(Document section):
++++++++++

M.tb. possesses several ligands for the toll‐like receptor (TLR) family of molecules expressed by both MFs and DCs. Binding of ligands such as mannosylated‐lipoarabinomannan (Man‐LAM) and other lipoproteins to TLRs results in downstream signalling events causing cellular activation (and maturation in the case of DC) and instructing the developing immune response. Mycobacterial Man‐LAM and other lipoproteins act as potent TLR2 agonists. Activation of TLR2 modulates various MF and DC activities with two main, opposing effects. On one hand, a number of pro‐inflammatory cytokines are produced (TNF‐α, IL‐12 and IL‐1) and DC maturation is induced by the mycobacteria. On the other hand, TLR2 signalling has been associated with inhibition of the MF response to IFN‐γ, which is fundamental in limiting the infection. TLR2 signalling also induces the production of IL‐10, an important immuno‐regulatory cytokine with the ability to dampen DC function and the immune response in general. The significance of this cytokine is attested by the fact that IL‐10 has been identified as a correlate of susceptibility for TB in both mice and humans (Bonecini‐Almeida et al, 2004; Eum et al, 2008).

In addition, there is evidence that IL‐10 is pivotal during the chronic/latent stage of pulmonary TB, with increased production, playing a potentially central role in promoting reactivation (Beamer et al, 2008; Turner et al, 2002). However, the role of IL‐10 in acute infection (at least in animal models) is unclear, as IL‐10 knock‐out mice control virulent M.tb. as well as wild‐type mice (North, 1998). IL‐10 is also an important cytokine for the development and expansion of T‐regulatory (Treg) cells. While the role of Treg cells in suppressing immunity to M.tb. is only beginning to be investigated, it is likely to be of importance. Several reports described that Treg cells are present at increased number in the blood, lungs and LN of infected mice as well as of TB patients (Chen et al, 2007; Guyot‐Revol et al, 2006; Ribeiro‐Rodrigues et al, 2006). Of particular interest is the finding that CD11c+ DCs from TB‐infected murine lungs during acute infection significantly up‐regulated chemokine (C‐C motif) ligand 17 (CCL17) gene expression (compared to MF) (Jang et al, 2008). In humans, the receptor for CCL17 is expressed by CD4+CD25+ Treg cells, suggesting a possible role for DCs in their recruitment to the site of primary infection (Iellem et al, 2003).

M.tb. occupies similar but distinct niches in MFs and DCs during infection

The ability of M.tb. to infect MFs is well‐established, but its ability to infect DCs is a more recent discovery (Gonzalez‐Juarrero & Orme, 2001). Following inhalation of the bacilli during primary exposure they are engulfed by alveolar MFs residing within or underlying the lung alveoli, whose role is to phagocytose and destroy invading pathogens. Subsequently mycobacteria are also phagocytosed by DCs.

++++++++++

(Data supplied):
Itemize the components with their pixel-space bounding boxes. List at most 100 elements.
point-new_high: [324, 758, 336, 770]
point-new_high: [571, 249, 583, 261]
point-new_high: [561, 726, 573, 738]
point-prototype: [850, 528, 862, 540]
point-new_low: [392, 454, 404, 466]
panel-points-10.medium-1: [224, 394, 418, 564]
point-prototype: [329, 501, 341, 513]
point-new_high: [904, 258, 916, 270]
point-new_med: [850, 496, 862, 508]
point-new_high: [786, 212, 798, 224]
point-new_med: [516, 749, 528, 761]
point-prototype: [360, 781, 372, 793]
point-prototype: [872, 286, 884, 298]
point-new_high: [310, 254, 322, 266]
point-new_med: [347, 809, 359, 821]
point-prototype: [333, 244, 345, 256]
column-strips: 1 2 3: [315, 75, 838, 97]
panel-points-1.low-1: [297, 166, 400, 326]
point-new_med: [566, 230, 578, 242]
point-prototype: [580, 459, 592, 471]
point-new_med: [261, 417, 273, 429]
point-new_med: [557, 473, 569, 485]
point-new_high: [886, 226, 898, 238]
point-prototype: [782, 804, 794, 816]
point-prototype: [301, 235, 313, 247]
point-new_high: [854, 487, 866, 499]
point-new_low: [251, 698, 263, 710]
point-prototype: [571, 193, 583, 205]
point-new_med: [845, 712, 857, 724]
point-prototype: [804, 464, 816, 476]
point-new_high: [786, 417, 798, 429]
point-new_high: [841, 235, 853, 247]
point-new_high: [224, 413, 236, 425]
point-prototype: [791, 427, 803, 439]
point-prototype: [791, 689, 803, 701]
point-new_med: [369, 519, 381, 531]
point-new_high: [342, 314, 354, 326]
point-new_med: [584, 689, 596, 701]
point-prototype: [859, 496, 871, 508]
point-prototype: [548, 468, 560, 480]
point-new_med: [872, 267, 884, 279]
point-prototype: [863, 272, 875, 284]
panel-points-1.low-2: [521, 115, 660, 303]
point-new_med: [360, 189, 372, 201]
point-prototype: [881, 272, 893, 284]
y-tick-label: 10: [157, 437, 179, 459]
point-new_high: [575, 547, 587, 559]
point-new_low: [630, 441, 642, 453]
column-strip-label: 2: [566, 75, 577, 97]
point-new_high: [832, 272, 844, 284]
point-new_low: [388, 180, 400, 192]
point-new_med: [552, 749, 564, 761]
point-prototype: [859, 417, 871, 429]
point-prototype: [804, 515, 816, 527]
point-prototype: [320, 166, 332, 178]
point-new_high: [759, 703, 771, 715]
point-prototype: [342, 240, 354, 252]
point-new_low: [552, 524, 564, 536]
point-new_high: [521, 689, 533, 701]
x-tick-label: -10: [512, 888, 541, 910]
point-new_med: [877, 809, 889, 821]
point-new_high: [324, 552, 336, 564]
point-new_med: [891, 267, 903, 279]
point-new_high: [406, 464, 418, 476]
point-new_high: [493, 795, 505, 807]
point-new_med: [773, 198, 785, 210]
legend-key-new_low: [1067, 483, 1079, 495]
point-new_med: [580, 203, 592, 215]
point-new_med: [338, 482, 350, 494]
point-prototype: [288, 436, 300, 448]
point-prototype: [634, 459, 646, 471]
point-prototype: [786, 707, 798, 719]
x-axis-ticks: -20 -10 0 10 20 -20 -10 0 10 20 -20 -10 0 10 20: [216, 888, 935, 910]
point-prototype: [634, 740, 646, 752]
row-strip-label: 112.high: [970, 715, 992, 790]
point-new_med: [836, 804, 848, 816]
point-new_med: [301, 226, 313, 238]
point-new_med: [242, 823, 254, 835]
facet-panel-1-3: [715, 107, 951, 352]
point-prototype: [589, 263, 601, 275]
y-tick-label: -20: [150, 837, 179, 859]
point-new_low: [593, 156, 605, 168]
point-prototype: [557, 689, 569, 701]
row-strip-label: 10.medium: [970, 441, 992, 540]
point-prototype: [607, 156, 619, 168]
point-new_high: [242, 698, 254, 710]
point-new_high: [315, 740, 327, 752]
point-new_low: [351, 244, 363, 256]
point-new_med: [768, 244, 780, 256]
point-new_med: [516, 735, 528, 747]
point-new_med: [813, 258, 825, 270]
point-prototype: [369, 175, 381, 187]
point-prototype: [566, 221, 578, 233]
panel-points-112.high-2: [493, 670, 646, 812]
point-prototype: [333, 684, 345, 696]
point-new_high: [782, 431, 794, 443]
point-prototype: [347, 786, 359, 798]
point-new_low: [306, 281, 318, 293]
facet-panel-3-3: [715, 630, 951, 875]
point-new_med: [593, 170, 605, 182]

++++++++++

(Exercise set):
(1) List every citation given in the paragraph of the M.tb. immunology text that begins "In addition, there is evidence".
(2) According to the M.tb. immunology text, which cytokine has been identified as a correlate of susceptibility for TB in both mice and humans?
(3) Transcribe the stretch of the M.tb. immunology text from "The ability of" through "phagocytosed by DCs.".
None of the data is needed here.

(Answers by item number):
(1)
Beamer et al, 2008
Turner et al, 2002
North, 1998
Chen et al, 2007
Guyot‐Revol et al, 2006
Ribeiro‐Rodrigues et al, 2006
Jang et al, 2008
Iellem et al, 2003

(2) IL‐10

(3)
The ability of M.tb. to infect MFs is well‐established, but its ability to infect DCs is a more recent discovery (Gonzalez‐Juarrero & Orme, 2001). Following inhalation of the bacilli during primary exposure they are engulfed by alveolar MFs residing within or underlying the lung alveoli, whose role is to phagocytose and destroy invading pathogens. Subsequently mycobacteria are also phagocytosed by DCs.